[start of LISTED RECORDS]
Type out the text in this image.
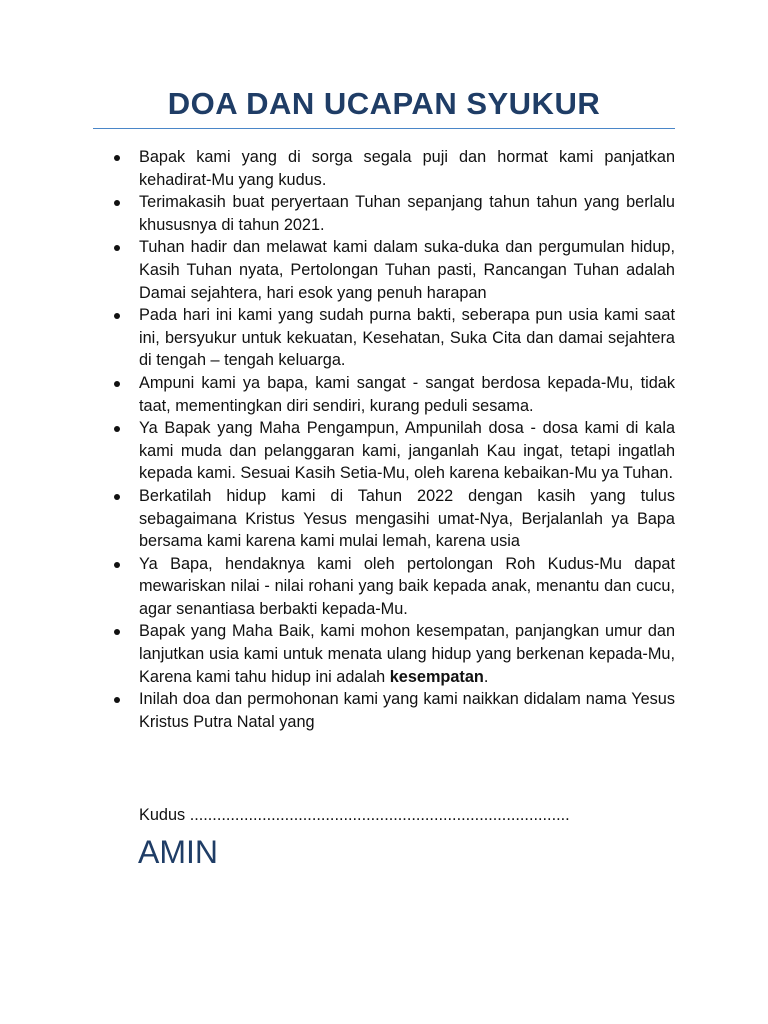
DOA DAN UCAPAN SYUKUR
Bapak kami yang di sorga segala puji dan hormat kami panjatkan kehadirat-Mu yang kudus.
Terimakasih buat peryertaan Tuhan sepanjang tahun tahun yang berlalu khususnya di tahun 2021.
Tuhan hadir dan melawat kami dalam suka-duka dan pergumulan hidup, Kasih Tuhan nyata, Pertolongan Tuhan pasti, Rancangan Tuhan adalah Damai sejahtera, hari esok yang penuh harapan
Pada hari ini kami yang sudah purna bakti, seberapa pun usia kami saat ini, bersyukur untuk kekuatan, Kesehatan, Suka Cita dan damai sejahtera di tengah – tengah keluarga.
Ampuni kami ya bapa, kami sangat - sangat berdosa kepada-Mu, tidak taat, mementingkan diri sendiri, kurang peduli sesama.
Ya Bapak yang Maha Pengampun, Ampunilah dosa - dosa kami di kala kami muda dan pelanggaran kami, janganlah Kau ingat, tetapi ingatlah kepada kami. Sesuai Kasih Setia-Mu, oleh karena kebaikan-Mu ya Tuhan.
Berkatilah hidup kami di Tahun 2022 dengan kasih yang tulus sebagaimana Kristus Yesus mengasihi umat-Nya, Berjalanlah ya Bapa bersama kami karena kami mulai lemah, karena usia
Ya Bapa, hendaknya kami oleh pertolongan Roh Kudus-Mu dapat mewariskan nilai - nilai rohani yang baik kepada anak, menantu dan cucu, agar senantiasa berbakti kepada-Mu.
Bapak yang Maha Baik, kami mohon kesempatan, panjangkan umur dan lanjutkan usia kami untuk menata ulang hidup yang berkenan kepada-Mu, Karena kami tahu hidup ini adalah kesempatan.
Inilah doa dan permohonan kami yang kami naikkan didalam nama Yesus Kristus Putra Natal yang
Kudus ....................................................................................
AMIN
[end of LISTED RECORDS]
[start of LISTED RECORDS]
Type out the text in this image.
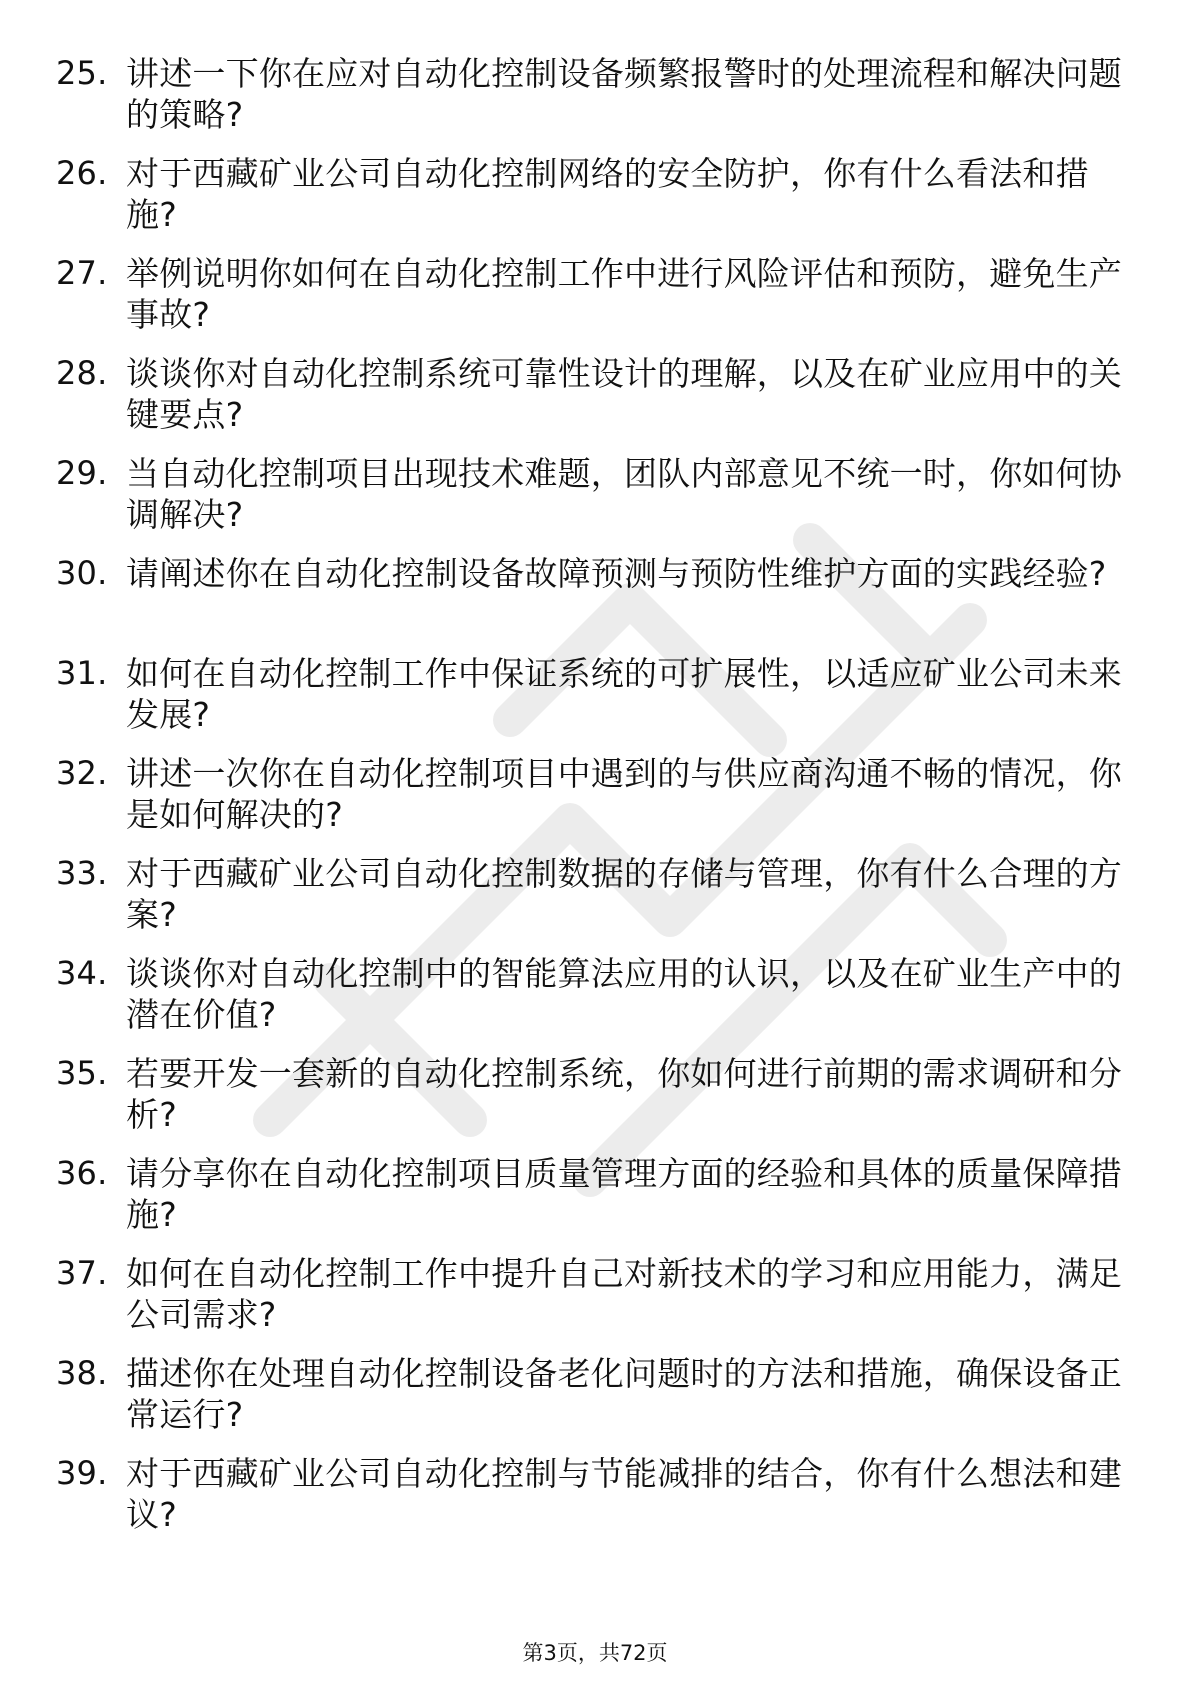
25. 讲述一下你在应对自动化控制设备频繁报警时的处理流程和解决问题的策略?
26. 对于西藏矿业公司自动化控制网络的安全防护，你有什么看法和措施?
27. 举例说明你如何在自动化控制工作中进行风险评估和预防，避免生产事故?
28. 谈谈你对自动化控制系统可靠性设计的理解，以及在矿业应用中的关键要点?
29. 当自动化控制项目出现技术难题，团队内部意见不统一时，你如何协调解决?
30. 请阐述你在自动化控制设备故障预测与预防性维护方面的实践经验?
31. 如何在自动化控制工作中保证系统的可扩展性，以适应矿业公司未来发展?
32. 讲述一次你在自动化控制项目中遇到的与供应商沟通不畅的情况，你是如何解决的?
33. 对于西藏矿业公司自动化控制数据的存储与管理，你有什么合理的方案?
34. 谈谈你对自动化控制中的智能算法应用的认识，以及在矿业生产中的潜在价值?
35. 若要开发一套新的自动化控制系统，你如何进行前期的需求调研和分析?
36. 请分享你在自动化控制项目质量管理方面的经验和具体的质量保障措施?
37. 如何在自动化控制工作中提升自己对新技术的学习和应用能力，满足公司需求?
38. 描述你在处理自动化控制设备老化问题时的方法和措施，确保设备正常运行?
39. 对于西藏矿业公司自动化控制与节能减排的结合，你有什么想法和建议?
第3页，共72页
[end of LISTED RECORDS]
[start of LISTED RECORDS]
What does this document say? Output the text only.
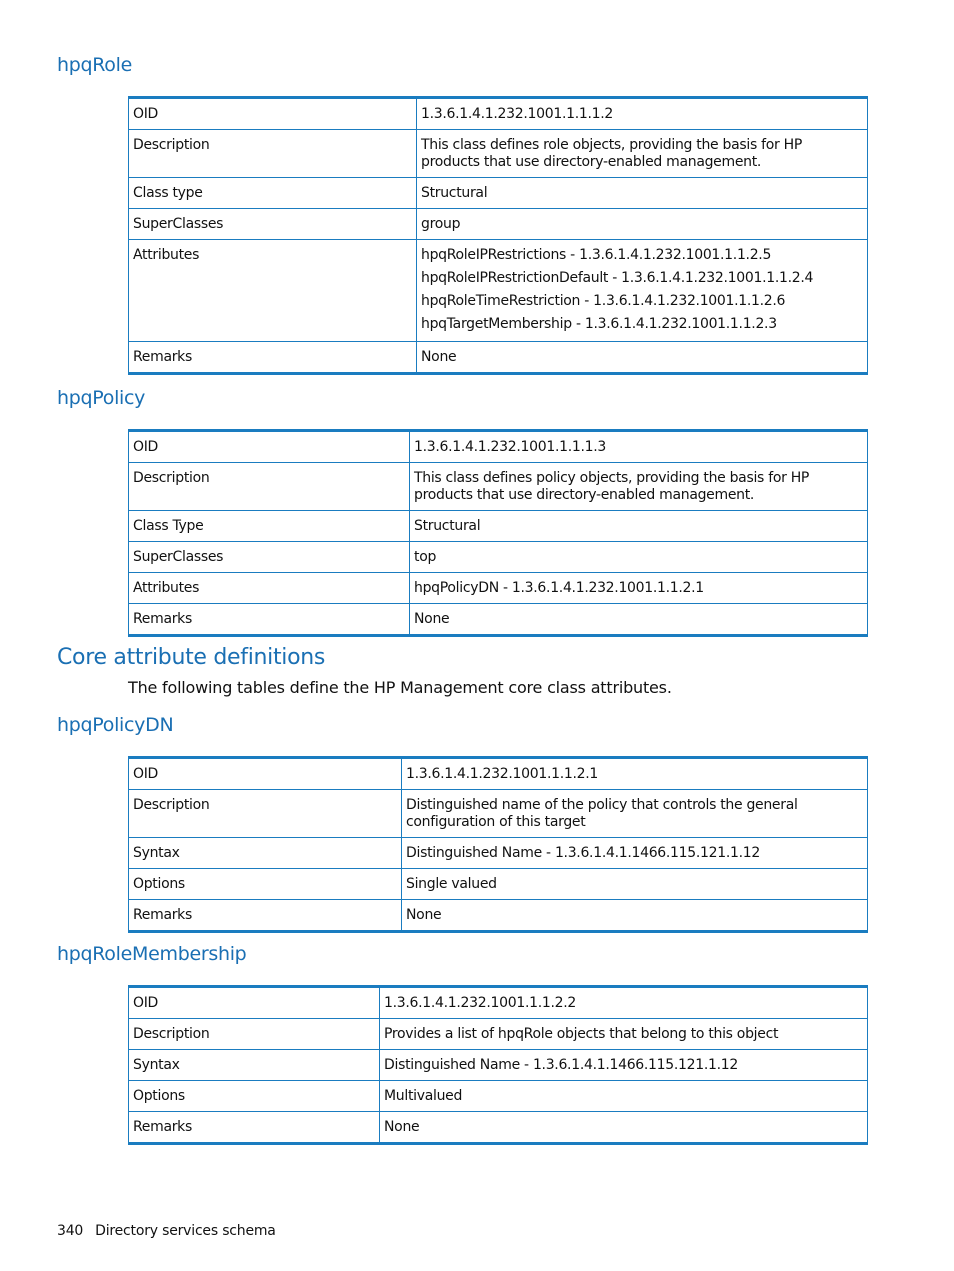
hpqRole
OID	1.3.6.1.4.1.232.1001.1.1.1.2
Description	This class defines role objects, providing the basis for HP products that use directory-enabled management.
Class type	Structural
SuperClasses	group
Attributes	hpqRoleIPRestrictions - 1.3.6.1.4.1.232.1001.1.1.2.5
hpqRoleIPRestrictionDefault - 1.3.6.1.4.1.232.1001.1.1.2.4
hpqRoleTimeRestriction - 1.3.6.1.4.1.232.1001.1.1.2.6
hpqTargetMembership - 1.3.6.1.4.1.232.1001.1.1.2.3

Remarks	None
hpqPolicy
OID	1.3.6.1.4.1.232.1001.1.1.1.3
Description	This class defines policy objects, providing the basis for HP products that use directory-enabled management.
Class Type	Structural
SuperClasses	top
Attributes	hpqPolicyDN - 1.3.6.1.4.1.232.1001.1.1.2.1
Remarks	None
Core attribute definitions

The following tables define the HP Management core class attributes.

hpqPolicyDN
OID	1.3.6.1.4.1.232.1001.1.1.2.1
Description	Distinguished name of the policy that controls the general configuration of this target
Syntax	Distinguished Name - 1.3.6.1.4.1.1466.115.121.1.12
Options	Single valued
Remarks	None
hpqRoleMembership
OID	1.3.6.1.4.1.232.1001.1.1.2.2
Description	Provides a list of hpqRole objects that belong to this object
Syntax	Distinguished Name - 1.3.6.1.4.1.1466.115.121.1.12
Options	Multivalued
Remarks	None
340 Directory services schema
[end of LISTED RECORDS]
### [WRITTEN TASK]
Collect each line containing the string "objects".

### [RESPONSE TO THIS EXERCISE]
Description	This class defines role objects, providing the basis for HP products that use directory-enabled management.
Description	This class defines policy objects, providing the basis for HP products that use directory-enabled management.
Description	Provides a list of hpqRole objects that belong to this object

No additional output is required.